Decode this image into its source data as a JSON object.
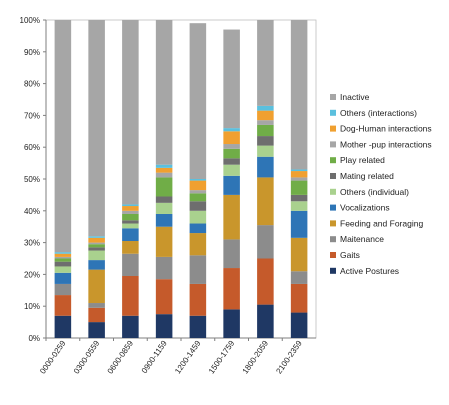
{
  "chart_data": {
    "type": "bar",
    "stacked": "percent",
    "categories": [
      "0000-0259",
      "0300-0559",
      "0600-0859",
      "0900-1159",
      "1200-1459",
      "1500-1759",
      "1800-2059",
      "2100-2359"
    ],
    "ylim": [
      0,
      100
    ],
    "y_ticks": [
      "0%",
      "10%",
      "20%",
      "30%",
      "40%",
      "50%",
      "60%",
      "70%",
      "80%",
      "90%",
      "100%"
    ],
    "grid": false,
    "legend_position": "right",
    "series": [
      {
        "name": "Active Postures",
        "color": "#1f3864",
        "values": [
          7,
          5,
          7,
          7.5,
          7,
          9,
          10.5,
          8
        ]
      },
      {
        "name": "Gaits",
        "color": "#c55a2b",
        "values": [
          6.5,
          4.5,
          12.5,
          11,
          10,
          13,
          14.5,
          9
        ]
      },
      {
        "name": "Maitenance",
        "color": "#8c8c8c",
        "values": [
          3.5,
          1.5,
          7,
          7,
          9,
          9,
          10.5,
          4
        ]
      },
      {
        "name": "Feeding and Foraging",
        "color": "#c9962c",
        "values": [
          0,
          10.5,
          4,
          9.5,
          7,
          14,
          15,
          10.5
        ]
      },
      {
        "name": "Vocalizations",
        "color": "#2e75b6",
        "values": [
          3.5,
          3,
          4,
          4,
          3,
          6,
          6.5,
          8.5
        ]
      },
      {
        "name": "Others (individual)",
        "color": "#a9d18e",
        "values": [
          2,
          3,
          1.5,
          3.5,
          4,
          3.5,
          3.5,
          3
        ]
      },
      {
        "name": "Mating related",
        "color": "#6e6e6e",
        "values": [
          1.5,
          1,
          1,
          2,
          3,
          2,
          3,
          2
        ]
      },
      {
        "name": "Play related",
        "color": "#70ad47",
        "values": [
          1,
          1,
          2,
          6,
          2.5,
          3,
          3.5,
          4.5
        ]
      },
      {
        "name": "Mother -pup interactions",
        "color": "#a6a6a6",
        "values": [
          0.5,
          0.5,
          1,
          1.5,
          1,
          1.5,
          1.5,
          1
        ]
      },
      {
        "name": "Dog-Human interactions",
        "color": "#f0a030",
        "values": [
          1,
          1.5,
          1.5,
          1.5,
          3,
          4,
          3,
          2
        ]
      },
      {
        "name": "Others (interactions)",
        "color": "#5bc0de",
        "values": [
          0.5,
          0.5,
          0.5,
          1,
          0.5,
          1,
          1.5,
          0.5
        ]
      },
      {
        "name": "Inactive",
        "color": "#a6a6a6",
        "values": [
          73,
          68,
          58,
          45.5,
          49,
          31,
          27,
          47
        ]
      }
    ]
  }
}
━━━━━━
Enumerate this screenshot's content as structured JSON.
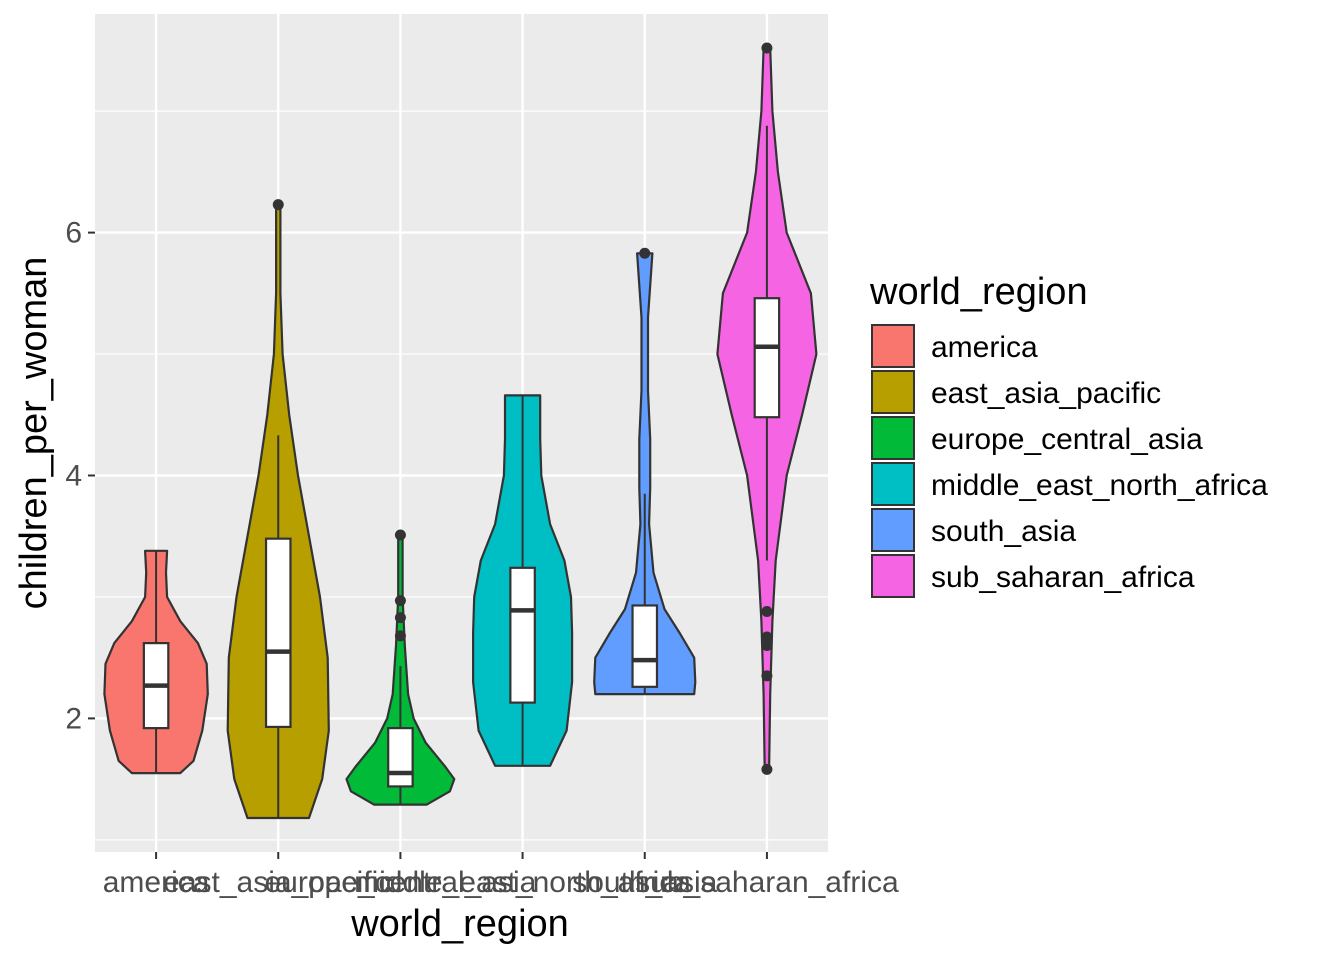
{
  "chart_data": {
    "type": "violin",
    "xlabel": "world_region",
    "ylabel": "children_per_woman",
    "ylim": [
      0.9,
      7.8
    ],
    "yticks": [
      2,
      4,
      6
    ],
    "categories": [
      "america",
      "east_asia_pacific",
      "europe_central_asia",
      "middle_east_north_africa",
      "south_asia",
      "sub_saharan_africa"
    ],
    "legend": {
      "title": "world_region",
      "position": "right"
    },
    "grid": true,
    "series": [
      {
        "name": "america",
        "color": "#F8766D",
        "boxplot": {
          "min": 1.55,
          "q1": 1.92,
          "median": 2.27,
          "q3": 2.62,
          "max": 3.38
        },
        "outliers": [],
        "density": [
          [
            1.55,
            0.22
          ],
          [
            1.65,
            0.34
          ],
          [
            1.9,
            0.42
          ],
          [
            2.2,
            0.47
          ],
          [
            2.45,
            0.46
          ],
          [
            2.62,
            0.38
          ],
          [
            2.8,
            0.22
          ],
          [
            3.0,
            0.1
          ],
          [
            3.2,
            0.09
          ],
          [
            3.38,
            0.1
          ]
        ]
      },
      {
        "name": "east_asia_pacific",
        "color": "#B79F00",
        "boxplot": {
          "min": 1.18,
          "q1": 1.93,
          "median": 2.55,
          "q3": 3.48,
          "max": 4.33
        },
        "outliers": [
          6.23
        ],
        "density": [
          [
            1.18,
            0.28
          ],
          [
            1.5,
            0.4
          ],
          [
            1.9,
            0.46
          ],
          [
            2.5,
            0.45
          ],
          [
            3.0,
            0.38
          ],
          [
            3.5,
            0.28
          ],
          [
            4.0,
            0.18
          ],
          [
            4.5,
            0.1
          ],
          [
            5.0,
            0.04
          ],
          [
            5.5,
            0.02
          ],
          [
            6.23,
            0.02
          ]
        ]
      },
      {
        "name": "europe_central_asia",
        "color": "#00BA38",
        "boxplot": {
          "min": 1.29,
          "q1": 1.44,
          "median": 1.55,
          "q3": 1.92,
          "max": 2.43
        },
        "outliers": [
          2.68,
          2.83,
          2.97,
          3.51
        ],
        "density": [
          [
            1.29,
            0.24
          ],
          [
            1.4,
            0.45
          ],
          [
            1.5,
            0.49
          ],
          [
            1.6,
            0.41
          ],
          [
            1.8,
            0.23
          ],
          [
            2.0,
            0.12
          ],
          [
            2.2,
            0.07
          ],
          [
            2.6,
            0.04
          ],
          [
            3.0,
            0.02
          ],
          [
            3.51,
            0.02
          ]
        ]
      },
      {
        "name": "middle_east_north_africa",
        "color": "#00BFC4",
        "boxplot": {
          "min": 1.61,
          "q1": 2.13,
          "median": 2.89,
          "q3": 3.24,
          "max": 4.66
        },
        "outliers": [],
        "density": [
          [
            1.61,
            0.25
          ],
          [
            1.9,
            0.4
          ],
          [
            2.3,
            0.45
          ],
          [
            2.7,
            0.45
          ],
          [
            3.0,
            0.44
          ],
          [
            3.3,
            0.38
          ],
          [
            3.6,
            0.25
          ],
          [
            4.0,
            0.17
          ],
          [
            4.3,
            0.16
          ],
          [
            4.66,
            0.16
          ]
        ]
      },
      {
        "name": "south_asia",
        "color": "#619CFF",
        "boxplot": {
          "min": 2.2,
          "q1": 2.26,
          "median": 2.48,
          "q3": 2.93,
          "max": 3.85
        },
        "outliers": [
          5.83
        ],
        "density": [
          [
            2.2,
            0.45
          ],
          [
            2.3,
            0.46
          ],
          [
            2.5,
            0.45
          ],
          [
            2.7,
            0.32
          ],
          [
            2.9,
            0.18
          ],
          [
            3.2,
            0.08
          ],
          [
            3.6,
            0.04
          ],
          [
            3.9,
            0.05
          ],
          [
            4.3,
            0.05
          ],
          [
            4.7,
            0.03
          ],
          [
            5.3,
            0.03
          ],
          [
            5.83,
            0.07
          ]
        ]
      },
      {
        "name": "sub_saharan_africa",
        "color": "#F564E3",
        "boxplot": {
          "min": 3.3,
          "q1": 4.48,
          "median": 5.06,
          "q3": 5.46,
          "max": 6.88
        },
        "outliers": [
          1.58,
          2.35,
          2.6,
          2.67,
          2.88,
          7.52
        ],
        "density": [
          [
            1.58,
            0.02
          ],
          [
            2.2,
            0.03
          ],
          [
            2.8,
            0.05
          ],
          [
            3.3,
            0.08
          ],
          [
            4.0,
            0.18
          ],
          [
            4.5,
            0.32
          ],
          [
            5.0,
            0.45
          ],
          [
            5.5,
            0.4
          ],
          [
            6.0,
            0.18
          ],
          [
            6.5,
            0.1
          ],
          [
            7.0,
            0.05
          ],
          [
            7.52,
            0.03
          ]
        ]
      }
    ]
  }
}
━━━━━━
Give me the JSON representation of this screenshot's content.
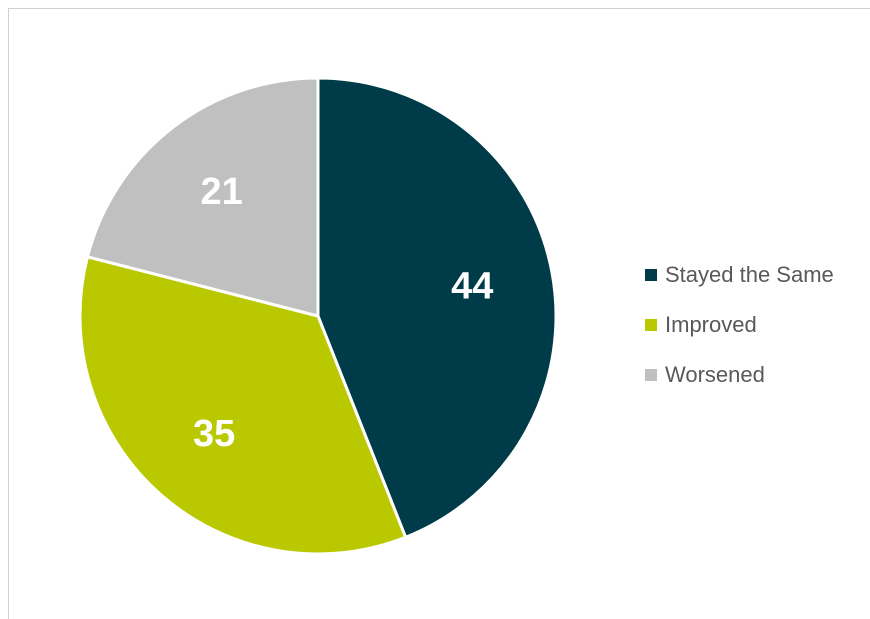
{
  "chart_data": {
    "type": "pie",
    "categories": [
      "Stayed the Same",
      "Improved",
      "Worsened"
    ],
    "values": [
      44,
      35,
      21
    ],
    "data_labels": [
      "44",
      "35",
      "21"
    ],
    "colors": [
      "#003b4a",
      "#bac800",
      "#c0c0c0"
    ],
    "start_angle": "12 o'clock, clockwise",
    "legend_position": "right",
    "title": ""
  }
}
━━━━━━
» Description of the task:
From the entries above, list each line with "interactions" in it.

» Full response:
        "name": "Mother -pup interactions",
        "name": "Dog-Human interactions",
        "name": "Others (interactions)",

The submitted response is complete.